Records from a data source:
## BEGIN

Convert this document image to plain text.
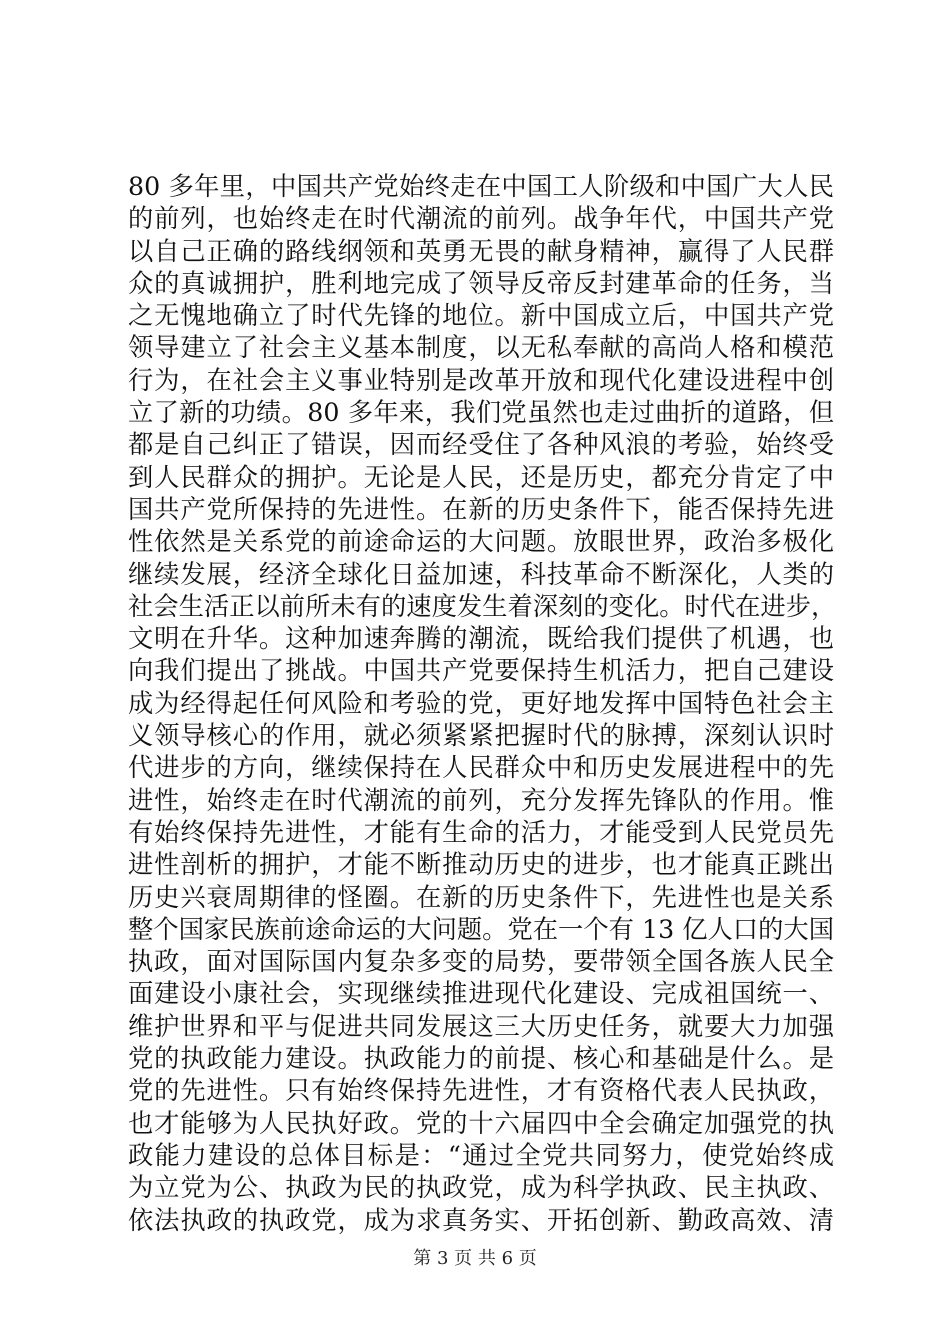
80 多年里，中国共产党始终走在中国工人阶级和中国广大人民
的前列，也始终走在时代潮流的前列。战争年代，中国共产党
以自己正确的路线纲领和英勇无畏的献身精神，赢得了人民群
众的真诚拥护，胜利地完成了领导反帝反封建革命的任务，当
之无愧地确立了时代先锋的地位。新中国成立后，中国共产党
领导建立了社会主义基本制度，以无私奉献的高尚人格和模范
行为，在社会主义事业特别是改革开放和现代化建设进程中创
立了新的功绩。80 多年来，我们党虽然也走过曲折的道路，但
都是自己纠正了错误，因而经受住了各种风浪的考验，始终受
到人民群众的拥护。无论是人民，还是历史，都充分肯定了中
国共产党所保持的先进性。在新的历史条件下，能否保持先进
性依然是关系党的前途命运的大问题。放眼世界，政治多极化
继续发展，经济全球化日益加速，科技革命不断深化，人类的
社会生活正以前所未有的速度发生着深刻的变化。时代在进步，
文明在升华。这种加速奔腾的潮流，既给我们提供了机遇，也
向我们提出了挑战。中国共产党要保持生机活力，把自己建设
成为经得起任何风险和考验的党，更好地发挥中国特色社会主
义领导核心的作用，就必须紧紧把握时代的脉搏，深刻认识时
代进步的方向，继续保持在人民群众中和历史发展进程中的先
进性，始终走在时代潮流的前列，充分发挥先锋队的作用。惟
有始终保持先进性，才能有生命的活力，才能受到人民党员先
进性剖析的拥护，才能不断推动历史的进步，也才能真正跳出
历史兴衰周期律的怪圈。在新的历史条件下，先进性也是关系
整个国家民族前途命运的大问题。党在一个有 13 亿人口的大国
执政，面对国际国内复杂多变的局势，要带领全国各族人民全
面建设小康社会，实现继续推进现代化建设、完成祖国统一、
维护世界和平与促进共同发展这三大历史任务，就要大力加强
党的执政能力建设。执政能力的前提、核心和基础是什么。是
党的先进性。只有始终保持先进性，才有资格代表人民执政，
也才能够为人民执好政。党的十六届四中全会确定加强党的执
政能力建设的总体目标是：“通过全党共同努力，使党始终成
为立党为公、执政为民的执政党，成为科学执政、民主执政、
依法执政的执政党，成为求真务实、开拓创新、勤政高效、清
第 3 页 共 6 页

## END

■ **Written problem**: Leave out the pictures and transcribe the entries above exactly.

■ **Answer in full**:
Convert this document image to plain text.
80 多年里，中国共产党始终走在中国工人阶级和中国广大人民
的前列，也始终走在时代潮流的前列。战争年代，中国共产党
以自己正确的路线纲领和英勇无畏的献身精神，赢得了人民群
众的真诚拥护，胜利地完成了领导反帝反封建革命的任务，当
之无愧地确立了时代先锋的地位。新中国成立后，中国共产党
领导建立了社会主义基本制度，以无私奉献的高尚人格和模范
行为，在社会主义事业特别是改革开放和现代化建设进程中创
立了新的功绩。80 多年来，我们党虽然也走过曲折的道路，但
都是自己纠正了错误，因而经受住了各种风浪的考验，始终受
到人民群众的拥护。无论是人民，还是历史，都充分肯定了中
国共产党所保持的先进性。在新的历史条件下，能否保持先进
性依然是关系党的前途命运的大问题。放眼世界，政治多极化
继续发展，经济全球化日益加速，科技革命不断深化，人类的
社会生活正以前所未有的速度发生着深刻的变化。时代在进步，
文明在升华。这种加速奔腾的潮流，既给我们提供了机遇，也
向我们提出了挑战。中国共产党要保持生机活力，把自己建设
成为经得起任何风险和考验的党，更好地发挥中国特色社会主
义领导核心的作用，就必须紧紧把握时代的脉搏，深刻认识时
代进步的方向，继续保持在人民群众中和历史发展进程中的先
进性，始终走在时代潮流的前列，充分发挥先锋队的作用。惟
有始终保持先进性，才能有生命的活力，才能受到人民党员先
进性剖析的拥护，才能不断推动历史的进步，也才能真正跳出
历史兴衰周期律的怪圈。在新的历史条件下，先进性也是关系
整个国家民族前途命运的大问题。党在一个有 13 亿人口的大国
执政，面对国际国内复杂多变的局势，要带领全国各族人民全
面建设小康社会，实现继续推进现代化建设、完成祖国统一、
维护世界和平与促进共同发展这三大历史任务，就要大力加强
党的执政能力建设。执政能力的前提、核心和基础是什么。是
党的先进性。只有始终保持先进性，才有资格代表人民执政，
也才能够为人民执好政。党的十六届四中全会确定加强党的执
政能力建设的总体目标是：“通过全党共同努力，使党始终成
为立党为公、执政为民的执政党，成为科学执政、民主执政、
依法执政的执政党，成为求真务实、开拓创新、勤政高效、清
第 3 页 共 6 页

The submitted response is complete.